**Task to complete**
Set the following entries down again exactly, line by line.
Start Exercise data
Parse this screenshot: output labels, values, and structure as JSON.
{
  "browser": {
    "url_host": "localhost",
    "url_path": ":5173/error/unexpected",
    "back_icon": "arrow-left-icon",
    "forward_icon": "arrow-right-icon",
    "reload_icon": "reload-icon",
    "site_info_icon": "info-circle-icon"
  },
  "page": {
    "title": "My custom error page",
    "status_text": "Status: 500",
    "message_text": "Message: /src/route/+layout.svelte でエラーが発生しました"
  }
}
End Exercise data
**Right answer**
Parse this screenshot: output labels, values, and structure as JSON.
{
  "browser": {
    "url_host": "localhost",
    "url_path": ":5173/error/unexpected",
    "back_icon": "arrow-left-icon",
    "forward_icon": "arrow-right-icon",
    "reload_icon": "reload-icon",
    "site_info_icon": "info-circle-icon"
  },
  "page": {
    "title": "My custom error page",
    "status_text": "Status: 500",
    "message_text": "Message: /src/route/+layout.svelte でエラーが発生しました"
  }
}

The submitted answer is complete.